> Stored records

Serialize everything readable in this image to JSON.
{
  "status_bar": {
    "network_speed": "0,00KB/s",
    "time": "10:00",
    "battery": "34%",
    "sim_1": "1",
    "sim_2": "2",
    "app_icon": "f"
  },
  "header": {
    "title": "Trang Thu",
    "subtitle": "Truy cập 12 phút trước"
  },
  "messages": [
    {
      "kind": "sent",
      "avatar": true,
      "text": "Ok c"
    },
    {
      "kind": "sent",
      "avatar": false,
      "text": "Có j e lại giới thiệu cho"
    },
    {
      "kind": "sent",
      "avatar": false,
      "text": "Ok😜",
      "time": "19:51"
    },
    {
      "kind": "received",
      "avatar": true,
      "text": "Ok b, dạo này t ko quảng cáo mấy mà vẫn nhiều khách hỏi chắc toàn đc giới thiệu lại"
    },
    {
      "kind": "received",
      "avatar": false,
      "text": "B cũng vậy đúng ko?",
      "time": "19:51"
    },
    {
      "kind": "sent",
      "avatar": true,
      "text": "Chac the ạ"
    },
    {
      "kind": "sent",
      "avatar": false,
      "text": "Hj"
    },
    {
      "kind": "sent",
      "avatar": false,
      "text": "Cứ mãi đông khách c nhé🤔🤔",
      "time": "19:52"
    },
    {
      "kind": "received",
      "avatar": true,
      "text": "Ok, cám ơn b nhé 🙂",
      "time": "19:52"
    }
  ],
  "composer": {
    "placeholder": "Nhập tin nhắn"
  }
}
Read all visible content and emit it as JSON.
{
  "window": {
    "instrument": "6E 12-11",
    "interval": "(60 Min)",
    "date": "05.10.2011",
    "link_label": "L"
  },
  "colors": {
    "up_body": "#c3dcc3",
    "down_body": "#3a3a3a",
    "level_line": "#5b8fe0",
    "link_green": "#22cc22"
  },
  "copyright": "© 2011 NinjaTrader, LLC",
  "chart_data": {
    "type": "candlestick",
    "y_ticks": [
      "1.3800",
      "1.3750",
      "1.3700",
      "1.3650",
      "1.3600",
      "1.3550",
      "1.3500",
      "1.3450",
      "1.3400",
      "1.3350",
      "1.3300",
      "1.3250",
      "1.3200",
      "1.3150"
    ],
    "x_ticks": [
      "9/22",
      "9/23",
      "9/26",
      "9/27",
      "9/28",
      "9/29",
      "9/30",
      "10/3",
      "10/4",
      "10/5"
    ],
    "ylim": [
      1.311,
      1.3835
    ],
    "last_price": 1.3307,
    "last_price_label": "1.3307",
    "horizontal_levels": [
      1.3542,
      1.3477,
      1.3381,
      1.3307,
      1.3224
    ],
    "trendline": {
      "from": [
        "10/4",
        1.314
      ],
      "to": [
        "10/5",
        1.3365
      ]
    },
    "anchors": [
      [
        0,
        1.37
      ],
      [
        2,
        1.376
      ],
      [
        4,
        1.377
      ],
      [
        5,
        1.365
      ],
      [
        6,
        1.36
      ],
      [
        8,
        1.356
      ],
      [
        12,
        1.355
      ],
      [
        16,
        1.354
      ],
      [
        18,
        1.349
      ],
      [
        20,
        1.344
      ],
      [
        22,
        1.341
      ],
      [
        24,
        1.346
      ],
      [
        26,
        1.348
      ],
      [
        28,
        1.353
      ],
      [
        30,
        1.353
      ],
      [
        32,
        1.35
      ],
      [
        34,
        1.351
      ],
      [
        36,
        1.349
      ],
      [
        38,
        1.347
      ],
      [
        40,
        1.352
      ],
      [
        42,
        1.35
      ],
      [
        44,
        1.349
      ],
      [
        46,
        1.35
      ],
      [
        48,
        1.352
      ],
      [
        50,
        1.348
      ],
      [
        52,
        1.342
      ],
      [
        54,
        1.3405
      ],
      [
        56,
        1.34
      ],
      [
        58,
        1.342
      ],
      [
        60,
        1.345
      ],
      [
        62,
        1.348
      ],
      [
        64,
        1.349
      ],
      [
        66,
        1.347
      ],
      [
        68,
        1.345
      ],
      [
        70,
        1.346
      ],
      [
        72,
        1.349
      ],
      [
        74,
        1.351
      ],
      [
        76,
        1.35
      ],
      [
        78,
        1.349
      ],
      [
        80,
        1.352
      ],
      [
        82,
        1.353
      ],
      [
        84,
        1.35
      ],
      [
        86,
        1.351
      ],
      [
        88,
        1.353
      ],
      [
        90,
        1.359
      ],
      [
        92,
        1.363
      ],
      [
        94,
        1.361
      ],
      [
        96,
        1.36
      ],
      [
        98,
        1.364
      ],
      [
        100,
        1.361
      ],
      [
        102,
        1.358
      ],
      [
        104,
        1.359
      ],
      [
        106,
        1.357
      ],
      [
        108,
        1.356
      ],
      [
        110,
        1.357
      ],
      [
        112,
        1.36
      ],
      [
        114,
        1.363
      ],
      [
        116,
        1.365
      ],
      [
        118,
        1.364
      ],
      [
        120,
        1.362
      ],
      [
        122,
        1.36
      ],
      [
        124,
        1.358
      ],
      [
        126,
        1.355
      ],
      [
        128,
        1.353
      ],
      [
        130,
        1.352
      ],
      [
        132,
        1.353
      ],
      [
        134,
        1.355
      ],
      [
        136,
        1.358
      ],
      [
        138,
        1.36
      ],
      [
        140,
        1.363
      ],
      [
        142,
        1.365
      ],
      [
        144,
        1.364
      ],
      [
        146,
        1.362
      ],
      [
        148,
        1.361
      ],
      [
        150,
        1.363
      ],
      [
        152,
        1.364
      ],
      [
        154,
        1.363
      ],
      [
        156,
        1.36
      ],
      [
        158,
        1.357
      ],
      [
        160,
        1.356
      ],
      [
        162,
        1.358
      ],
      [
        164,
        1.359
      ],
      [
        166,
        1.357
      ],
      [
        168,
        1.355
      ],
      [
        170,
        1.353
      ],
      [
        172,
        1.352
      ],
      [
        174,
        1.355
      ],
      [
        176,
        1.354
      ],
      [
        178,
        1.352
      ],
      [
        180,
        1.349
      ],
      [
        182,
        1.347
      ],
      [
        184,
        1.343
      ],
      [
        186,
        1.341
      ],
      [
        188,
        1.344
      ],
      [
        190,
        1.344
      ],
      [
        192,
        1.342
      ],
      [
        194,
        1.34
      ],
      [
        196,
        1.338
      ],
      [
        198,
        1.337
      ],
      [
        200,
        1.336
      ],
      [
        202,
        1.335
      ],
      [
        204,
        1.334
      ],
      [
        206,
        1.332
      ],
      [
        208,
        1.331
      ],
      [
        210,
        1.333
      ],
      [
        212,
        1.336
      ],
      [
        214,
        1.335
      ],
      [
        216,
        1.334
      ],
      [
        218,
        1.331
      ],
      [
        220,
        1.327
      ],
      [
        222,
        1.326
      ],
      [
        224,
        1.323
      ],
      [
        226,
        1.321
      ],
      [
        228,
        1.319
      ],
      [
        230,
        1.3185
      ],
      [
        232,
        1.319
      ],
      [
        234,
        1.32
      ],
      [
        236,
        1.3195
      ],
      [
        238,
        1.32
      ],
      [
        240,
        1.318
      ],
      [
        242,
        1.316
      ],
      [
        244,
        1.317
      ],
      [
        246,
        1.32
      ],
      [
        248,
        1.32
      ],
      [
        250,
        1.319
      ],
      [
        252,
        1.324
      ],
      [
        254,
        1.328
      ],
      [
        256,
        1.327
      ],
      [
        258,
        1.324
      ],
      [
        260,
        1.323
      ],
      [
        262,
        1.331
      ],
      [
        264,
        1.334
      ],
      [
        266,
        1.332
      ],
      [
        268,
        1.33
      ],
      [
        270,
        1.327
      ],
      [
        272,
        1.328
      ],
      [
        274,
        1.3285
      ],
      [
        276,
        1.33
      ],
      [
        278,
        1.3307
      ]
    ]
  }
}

> What the task asks
Write out all of the records once more, exactly.

> Solved exercise
Serialize everything readable in this image to JSON.
{
  "status_bar": {
    "network_speed": "0,00KB/s",
    "time": "10:00",
    "battery": "34%",
    "sim_1": "1",
    "sim_2": "2",
    "app_icon": "f"
  },
  "header": {
    "title": "Trang Thu",
    "subtitle": "Truy cập 12 phút trước"
  },
  "messages": [
    {
      "kind": "sent",
      "avatar": true,
      "text": "Ok c"
    },
    {
      "kind": "sent",
      "avatar": false,
      "text": "Có j e lại giới thiệu cho"
    },
    {
      "kind": "sent",
      "avatar": false,
      "text": "Ok😜",
      "time": "19:51"
    },
    {
      "kind": "received",
      "avatar": true,
      "text": "Ok b, dạo này t ko quảng cáo mấy mà vẫn nhiều khách hỏi chắc toàn đc giới thiệu lại"
    },
    {
      "kind": "received",
      "avatar": false,
      "text": "B cũng vậy đúng ko?",
      "time": "19:51"
    },
    {
      "kind": "sent",
      "avatar": true,
      "text": "Chac the ạ"
    },
    {
      "kind": "sent",
      "avatar": false,
      "text": "Hj"
    },
    {
      "kind": "sent",
      "avatar": false,
      "text": "Cứ mãi đông khách c nhé🤔🤔",
      "time": "19:52"
    },
    {
      "kind": "received",
      "avatar": true,
      "text": "Ok, cám ơn b nhé 🙂",
      "time": "19:52"
    }
  ],
  "composer": {
    "placeholder": "Nhập tin nhắn"
  }
}
Read all visible content and emit it as JSON.
{
  "window": {
    "instrument": "6E 12-11",
    "interval": "(60 Min)",
    "date": "05.10.2011",
    "link_label": "L"
  },
  "colors": {
    "up_body": "#c3dcc3",
    "down_body": "#3a3a3a",
    "level_line": "#5b8fe0",
    "link_green": "#22cc22"
  },
  "copyright": "© 2011 NinjaTrader, LLC",
  "chart_data": {
    "type": "candlestick",
    "y_ticks": [
      "1.3800",
      "1.3750",
      "1.3700",
      "1.3650",
      "1.3600",
      "1.3550",
      "1.3500",
      "1.3450",
      "1.3400",
      "1.3350",
      "1.3300",
      "1.3250",
      "1.3200",
      "1.3150"
    ],
    "x_ticks": [
      "9/22",
      "9/23",
      "9/26",
      "9/27",
      "9/28",
      "9/29",
      "9/30",
      "10/3",
      "10/4",
      "10/5"
    ],
    "ylim": [
      1.311,
      1.3835
    ],
    "last_price": 1.3307,
    "last_price_label": "1.3307",
    "horizontal_levels": [
      1.3542,
      1.3477,
      1.3381,
      1.3307,
      1.3224
    ],
    "trendline": {
      "from": [
        "10/4",
        1.314
      ],
      "to": [
        "10/5",
        1.3365
      ]
    },
    "anchors": [
      [
        0,
        1.37
      ],
      [
        2,
        1.376
      ],
      [
        4,
        1.377
      ],
      [
        5,
        1.365
      ],
      [
        6,
        1.36
      ],
      [
        8,
        1.356
      ],
      [
        12,
        1.355
      ],
      [
        16,
        1.354
      ],
      [
        18,
        1.349
      ],
      [
        20,
        1.344
      ],
      [
        22,
        1.341
      ],
      [
        24,
        1.346
      ],
      [
        26,
        1.348
      ],
      [
        28,
        1.353
      ],
      [
        30,
        1.353
      ],
      [
        32,
        1.35
      ],
      [
        34,
        1.351
      ],
      [
        36,
        1.349
      ],
      [
        38,
        1.347
      ],
      [
        40,
        1.352
      ],
      [
        42,
        1.35
      ],
      [
        44,
        1.349
      ],
      [
        46,
        1.35
      ],
      [
        48,
        1.352
      ],
      [
        50,
        1.348
      ],
      [
        52,
        1.342
      ],
      [
        54,
        1.3405
      ],
      [
        56,
        1.34
      ],
      [
        58,
        1.342
      ],
      [
        60,
        1.345
      ],
      [
        62,
        1.348
      ],
      [
        64,
        1.349
      ],
      [
        66,
        1.347
      ],
      [
        68,
        1.345
      ],
      [
        70,
        1.346
      ],
      [
        72,
        1.349
      ],
      [
        74,
        1.351
      ],
      [
        76,
        1.35
      ],
      [
        78,
        1.349
      ],
      [
        80,
        1.352
      ],
      [
        82,
        1.353
      ],
      [
        84,
        1.35
      ],
      [
        86,
        1.351
      ],
      [
        88,
        1.353
      ],
      [
        90,
        1.359
      ],
      [
        92,
        1.363
      ],
      [
        94,
        1.361
      ],
      [
        96,
        1.36
      ],
      [
        98,
        1.364
      ],
      [
        100,
        1.361
      ],
      [
        102,
        1.358
      ],
      [
        104,
        1.359
      ],
      [
        106,
        1.357
      ],
      [
        108,
        1.356
      ],
      [
        110,
        1.357
      ],
      [
        112,
        1.36
      ],
      [
        114,
        1.363
      ],
      [
        116,
        1.365
      ],
      [
        118,
        1.364
      ],
      [
        120,
        1.362
      ],
      [
        122,
        1.36
      ],
      [
        124,
        1.358
      ],
      [
        126,
        1.355
      ],
      [
        128,
        1.353
      ],
      [
        130,
        1.352
      ],
      [
        132,
        1.353
      ],
      [
        134,
        1.355
      ],
      [
        136,
        1.358
      ],
      [
        138,
        1.36
      ],
      [
        140,
        1.363
      ],
      [
        142,
        1.365
      ],
      [
        144,
        1.364
      ],
      [
        146,
        1.362
      ],
      [
        148,
        1.361
      ],
      [
        150,
        1.363
      ],
      [
        152,
        1.364
      ],
      [
        154,
        1.363
      ],
      [
        156,
        1.36
      ],
      [
        158,
        1.357
      ],
      [
        160,
        1.356
      ],
      [
        162,
        1.358
      ],
      [
        164,
        1.359
      ],
      [
        166,
        1.357
      ],
      [
        168,
        1.355
      ],
      [
        170,
        1.353
      ],
      [
        172,
        1.352
      ],
      [
        174,
        1.355
      ],
      [
        176,
        1.354
      ],
      [
        178,
        1.352
      ],
      [
        180,
        1.349
      ],
      [
        182,
        1.347
      ],
      [
        184,
        1.343
      ],
      [
        186,
        1.341
      ],
      [
        188,
        1.344
      ],
      [
        190,
        1.344
      ],
      [
        192,
        1.342
      ],
      [
        194,
        1.34
      ],
      [
        196,
        1.338
      ],
      [
        198,
        1.337
      ],
      [
        200,
        1.336
      ],
      [
        202,
        1.335
      ],
      [
        204,
        1.334
      ],
      [
        206,
        1.332
      ],
      [
        208,
        1.331
      ],
      [
        210,
        1.333
      ],
      [
        212,
        1.336
      ],
      [
        214,
        1.335
      ],
      [
        216,
        1.334
      ],
      [
        218,
        1.331
      ],
      [
        220,
        1.327
      ],
      [
        222,
        1.326
      ],
      [
        224,
        1.323
      ],
      [
        226,
        1.321
      ],
      [
        228,
        1.319
      ],
      [
        230,
        1.3185
      ],
      [
        232,
        1.319
      ],
      [
        234,
        1.32
      ],
      [
        236,
        1.3195
      ],
      [
        238,
        1.32
      ],
      [
        240,
        1.318
      ],
      [
        242,
        1.316
      ],
      [
        244,
        1.317
      ],
      [
        246,
        1.32
      ],
      [
        248,
        1.32
      ],
      [
        250,
        1.319
      ],
      [
        252,
        1.324
      ],
      [
        254,
        1.328
      ],
      [
        256,
        1.327
      ],
      [
        258,
        1.324
      ],
      [
        260,
        1.323
      ],
      [
        262,
        1.331
      ],
      [
        264,
        1.334
      ],
      [
        266,
        1.332
      ],
      [
        268,
        1.33
      ],
      [
        270,
        1.327
      ],
      [
        272,
        1.328
      ],
      [
        274,
        1.3285
      ],
      [
        276,
        1.33
      ],
      [
        278,
        1.3307
      ]
    ]
  }
}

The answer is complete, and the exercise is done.